→ Görev listesi:
[a] Aile ve çocuk terbiyesi konulu metinde ailenin meyvesi olarak ne gösterilmektedir?
[b] Aile ve çocuk terbiyesi konulu metni kaldığı yerden sürdürünüz.

→ Verilen metin:
===============

Öyleyse sevgili öğrenciler, izleyenler ve dinleyenler, o istikamette dua edelim. Çocuksuz ailelerin de çocukları olması için bize sık sık gelir talepler, biz de hep Allahû Tealâ’ya yalvarırız o mutluluğa insanları ulaştırsın diye.

Sevgili kardeşlerim, nasıl ağacın meyveleri varsa ailenin meyvesi de çocuktur. Ve geleceğin büyükleri bugünün çocuklarıdır. Aile, çocukların terbiye yuvasıdır. Çocuklarımızı geleceğe en güzel standartlarda hazırlamalıyız. Onları sevecen yetiştirmeliyiz. Başka insanları sevmeliler. Onları başkalarına güzellikleri dağıtıcı olarak yetiştirmeliyiz. Çocuklarımızla beraber yaşayan diğerleri, onlarla yaşamaktan memnun olmalıdırlar. Çocuklarımızı etrafa zarar vermeyecek bir hüviyette yetiştirmeliyiz. Eğer bunun dışında bir olaylar dizisiyle karşı karşıyaysak çocuğumuzu mutlaka bu hedefe gerekirse zor kullanarak ulaştırmak mecburiyetindeyiz. İslâm, bunu emreder.

===============

→ Verilen bilgiler:
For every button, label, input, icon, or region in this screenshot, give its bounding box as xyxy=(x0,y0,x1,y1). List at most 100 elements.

===============

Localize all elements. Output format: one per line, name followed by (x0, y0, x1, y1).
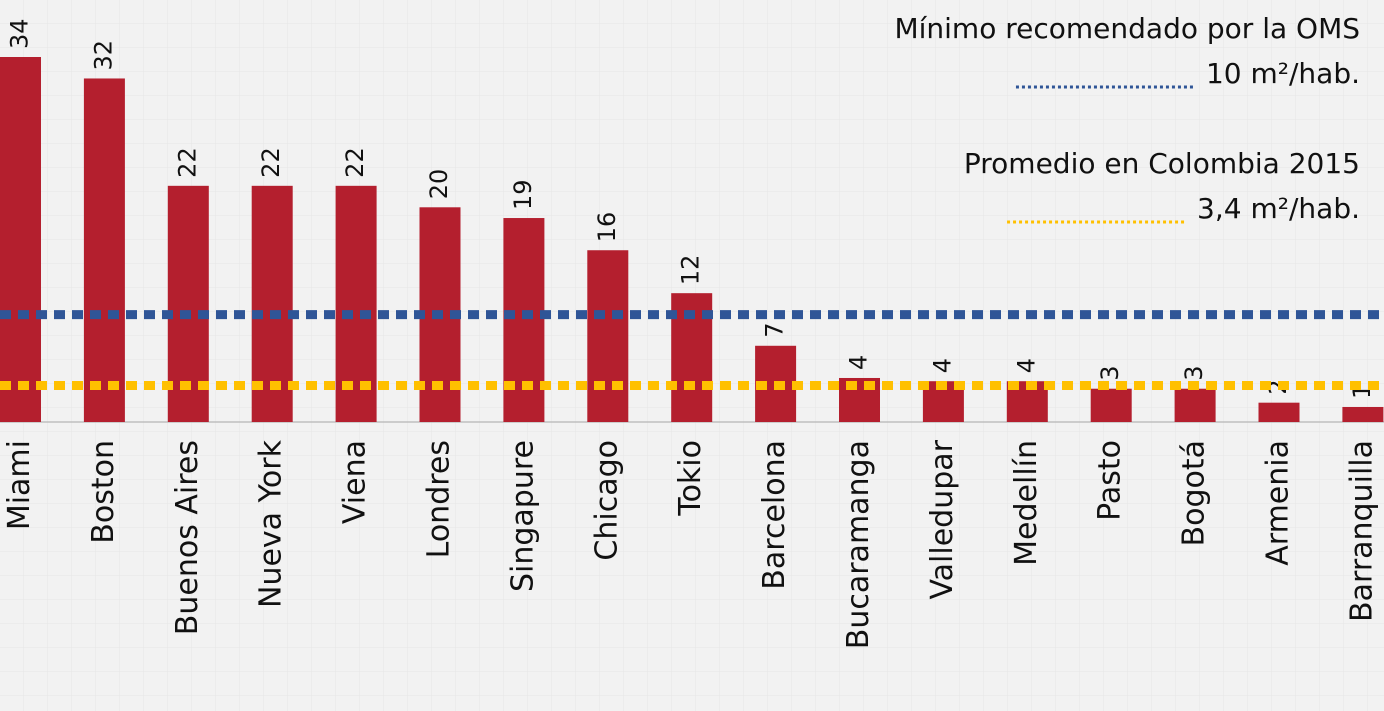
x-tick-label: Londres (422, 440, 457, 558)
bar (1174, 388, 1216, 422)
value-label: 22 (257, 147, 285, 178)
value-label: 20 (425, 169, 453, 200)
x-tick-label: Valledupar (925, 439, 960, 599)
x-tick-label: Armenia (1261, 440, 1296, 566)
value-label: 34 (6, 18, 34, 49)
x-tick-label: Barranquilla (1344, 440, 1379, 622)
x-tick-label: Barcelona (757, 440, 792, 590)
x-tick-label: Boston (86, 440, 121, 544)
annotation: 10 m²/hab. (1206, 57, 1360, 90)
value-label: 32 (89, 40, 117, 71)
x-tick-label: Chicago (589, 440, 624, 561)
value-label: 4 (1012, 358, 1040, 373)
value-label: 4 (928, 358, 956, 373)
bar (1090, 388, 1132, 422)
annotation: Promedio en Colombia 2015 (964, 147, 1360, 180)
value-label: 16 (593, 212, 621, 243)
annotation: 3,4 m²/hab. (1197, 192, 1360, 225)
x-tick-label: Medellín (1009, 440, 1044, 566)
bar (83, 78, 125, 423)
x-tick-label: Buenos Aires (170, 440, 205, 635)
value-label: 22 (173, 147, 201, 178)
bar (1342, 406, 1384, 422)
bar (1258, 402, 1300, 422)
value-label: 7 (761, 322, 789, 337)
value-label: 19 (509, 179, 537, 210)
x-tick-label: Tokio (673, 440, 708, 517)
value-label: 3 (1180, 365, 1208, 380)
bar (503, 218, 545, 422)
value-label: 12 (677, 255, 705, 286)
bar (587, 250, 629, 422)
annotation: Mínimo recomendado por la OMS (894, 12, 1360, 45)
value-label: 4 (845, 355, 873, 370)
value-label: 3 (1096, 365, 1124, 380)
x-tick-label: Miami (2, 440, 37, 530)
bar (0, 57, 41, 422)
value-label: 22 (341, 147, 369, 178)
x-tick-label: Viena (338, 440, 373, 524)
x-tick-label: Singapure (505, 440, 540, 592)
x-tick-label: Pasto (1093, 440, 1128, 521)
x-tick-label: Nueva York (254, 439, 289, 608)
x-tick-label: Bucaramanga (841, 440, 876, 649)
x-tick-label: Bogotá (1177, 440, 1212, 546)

===============

→ Cevap anahtarı:
[a] Ailenin meyvesi çocuktur.

[b]
Sevgili kardeşlerim, aile; çocuklarla sıkı ilişkinin var olduğu bir ortamdır. Bütün anne ve babalara kesinlikle şunu söylüyoruz ki çocuklarınıza sorumluluk verin. Çocuk, hayatının her yaşında birşeylerden sorumlu olmaya ehildir. Onları bulun ve çocuklarınızı sorumlu kılın. Onlardan hesap sormayı usul haline getirin, onlar da hesap vermeyi usul haline getirsinler. Her zaman bilecek ki çocuk üzerinde kendisinden büyükler var. Onları dünyaya getirenler var ve onlara hesap vermek mecburiyetindedir. Aman çocuğumuz mutlu olsun; ona istediği herşeyi temin edelim, verelim tarzında bir düşünce bütün boyutlarıyla yanlıştır. Ailedeki çocuk, her sahip olacağı şeyi kazanmalıdır; ona lâyık olmalıdır.

Öyleyse çocuğunuzu hediyelere gark etmeniz, oyuncaklara gark etmeniz onlara hiçbirşey kazandırmaz ama çok şey kaybettirir. Şımarık çocukların sahibi olursunuz. Benim oğlum serbest düşünsün ya da serbest yaşasın, ezilmesin diye düşünen anneler babalar, çocuğunuza en büyük kötülüğü ediyorsunuz. Böyle düşünen annelerin babaların çocukları hep etrafa zarar veren çocuklardır. Oysaki Allahû Tealâ elinizden ve dilinizden hiçkimseye zarar gelmemesini emrediyor. Öyleyse ulaşmanız lâzım gelen böyle bir noktadır. Elinizden ve dilinizden hiçkimseye zarar gelmeyeceği bir nokta.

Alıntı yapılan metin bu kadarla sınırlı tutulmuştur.